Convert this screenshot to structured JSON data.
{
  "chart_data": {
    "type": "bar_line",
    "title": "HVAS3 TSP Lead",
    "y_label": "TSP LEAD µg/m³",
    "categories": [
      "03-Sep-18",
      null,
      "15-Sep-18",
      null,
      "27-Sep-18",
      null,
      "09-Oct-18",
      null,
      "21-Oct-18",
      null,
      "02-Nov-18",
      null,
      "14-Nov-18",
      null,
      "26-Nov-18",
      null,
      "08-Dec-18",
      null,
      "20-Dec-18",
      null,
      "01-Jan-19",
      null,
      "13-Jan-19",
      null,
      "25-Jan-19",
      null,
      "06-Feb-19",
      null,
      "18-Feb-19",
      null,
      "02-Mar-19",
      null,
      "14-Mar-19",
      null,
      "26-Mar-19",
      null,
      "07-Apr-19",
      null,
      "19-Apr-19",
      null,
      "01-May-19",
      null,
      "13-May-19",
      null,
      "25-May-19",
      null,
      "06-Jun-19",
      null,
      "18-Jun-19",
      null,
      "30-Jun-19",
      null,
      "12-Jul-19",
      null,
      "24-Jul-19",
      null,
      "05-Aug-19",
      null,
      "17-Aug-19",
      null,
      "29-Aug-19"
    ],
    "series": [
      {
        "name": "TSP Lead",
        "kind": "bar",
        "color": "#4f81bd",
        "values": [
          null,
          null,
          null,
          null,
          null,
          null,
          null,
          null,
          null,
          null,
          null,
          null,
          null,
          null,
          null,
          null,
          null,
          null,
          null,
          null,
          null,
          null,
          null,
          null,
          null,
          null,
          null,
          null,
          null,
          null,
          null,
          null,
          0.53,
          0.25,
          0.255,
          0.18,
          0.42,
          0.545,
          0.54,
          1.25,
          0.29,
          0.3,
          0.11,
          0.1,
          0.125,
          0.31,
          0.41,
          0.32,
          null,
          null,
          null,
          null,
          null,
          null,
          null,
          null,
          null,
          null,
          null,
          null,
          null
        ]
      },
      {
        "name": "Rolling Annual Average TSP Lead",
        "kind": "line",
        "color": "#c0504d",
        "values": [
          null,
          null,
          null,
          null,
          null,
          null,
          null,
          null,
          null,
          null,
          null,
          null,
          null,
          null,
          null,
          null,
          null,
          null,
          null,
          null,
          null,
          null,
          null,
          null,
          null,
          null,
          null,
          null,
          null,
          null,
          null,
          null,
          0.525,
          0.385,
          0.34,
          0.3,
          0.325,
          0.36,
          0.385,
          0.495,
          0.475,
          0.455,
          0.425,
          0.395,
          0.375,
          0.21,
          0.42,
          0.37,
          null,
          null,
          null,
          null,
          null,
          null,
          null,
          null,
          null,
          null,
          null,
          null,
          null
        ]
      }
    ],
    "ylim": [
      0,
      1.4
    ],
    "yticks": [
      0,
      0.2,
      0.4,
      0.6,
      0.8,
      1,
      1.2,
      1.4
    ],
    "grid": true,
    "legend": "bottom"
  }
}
- - - - - - -
◆ Written instruction
Reproduce all of the records exactly.

◆ Solved exercise
Convert this screenshot to structured JSON data.
{
  "chart_data": {
    "type": "bar_line",
    "title": "HVAS3 TSP Lead",
    "y_label": "TSP LEAD µg/m³",
    "categories": [
      "03-Sep-18",
      null,
      "15-Sep-18",
      null,
      "27-Sep-18",
      null,
      "09-Oct-18",
      null,
      "21-Oct-18",
      null,
      "02-Nov-18",
      null,
      "14-Nov-18",
      null,
      "26-Nov-18",
      null,
      "08-Dec-18",
      null,
      "20-Dec-18",
      null,
      "01-Jan-19",
      null,
      "13-Jan-19",
      null,
      "25-Jan-19",
      null,
      "06-Feb-19",
      null,
      "18-Feb-19",
      null,
      "02-Mar-19",
      null,
      "14-Mar-19",
      null,
      "26-Mar-19",
      null,
      "07-Apr-19",
      null,
      "19-Apr-19",
      null,
      "01-May-19",
      null,
      "13-May-19",
      null,
      "25-May-19",
      null,
      "06-Jun-19",
      null,
      "18-Jun-19",
      null,
      "30-Jun-19",
      null,
      "12-Jul-19",
      null,
      "24-Jul-19",
      null,
      "05-Aug-19",
      null,
      "17-Aug-19",
      null,
      "29-Aug-19"
    ],
    "series": [
      {
        "name": "TSP Lead",
        "kind": "bar",
        "color": "#4f81bd",
        "values": [
          null,
          null,
          null,
          null,
          null,
          null,
          null,
          null,
          null,
          null,
          null,
          null,
          null,
          null,
          null,
          null,
          null,
          null,
          null,
          null,
          null,
          null,
          null,
          null,
          null,
          null,
          null,
          null,
          null,
          null,
          null,
          null,
          0.53,
          0.25,
          0.255,
          0.18,
          0.42,
          0.545,
          0.54,
          1.25,
          0.29,
          0.3,
          0.11,
          0.1,
          0.125,
          0.31,
          0.41,
          0.32,
          null,
          null,
          null,
          null,
          null,
          null,
          null,
          null,
          null,
          null,
          null,
          null,
          null
        ]
      },
      {
        "name": "Rolling Annual Average TSP Lead",
        "kind": "line",
        "color": "#c0504d",
        "values": [
          null,
          null,
          null,
          null,
          null,
          null,
          null,
          null,
          null,
          null,
          null,
          null,
          null,
          null,
          null,
          null,
          null,
          null,
          null,
          null,
          null,
          null,
          null,
          null,
          null,
          null,
          null,
          null,
          null,
          null,
          null,
          null,
          0.525,
          0.385,
          0.34,
          0.3,
          0.325,
          0.36,
          0.385,
          0.495,
          0.475,
          0.455,
          0.425,
          0.395,
          0.375,
          0.21,
          0.42,
          0.37,
          null,
          null,
          null,
          null,
          null,
          null,
          null,
          null,
          null,
          null,
          null,
          null,
          null
        ]
      }
    ],
    "ylim": [
      0,
      1.4
    ],
    "yticks": [
      0,
      0.2,
      0.4,
      0.6,
      0.8,
      1,
      1.2,
      1.4
    ],
    "grid": true,
    "legend": "bottom"
  }
}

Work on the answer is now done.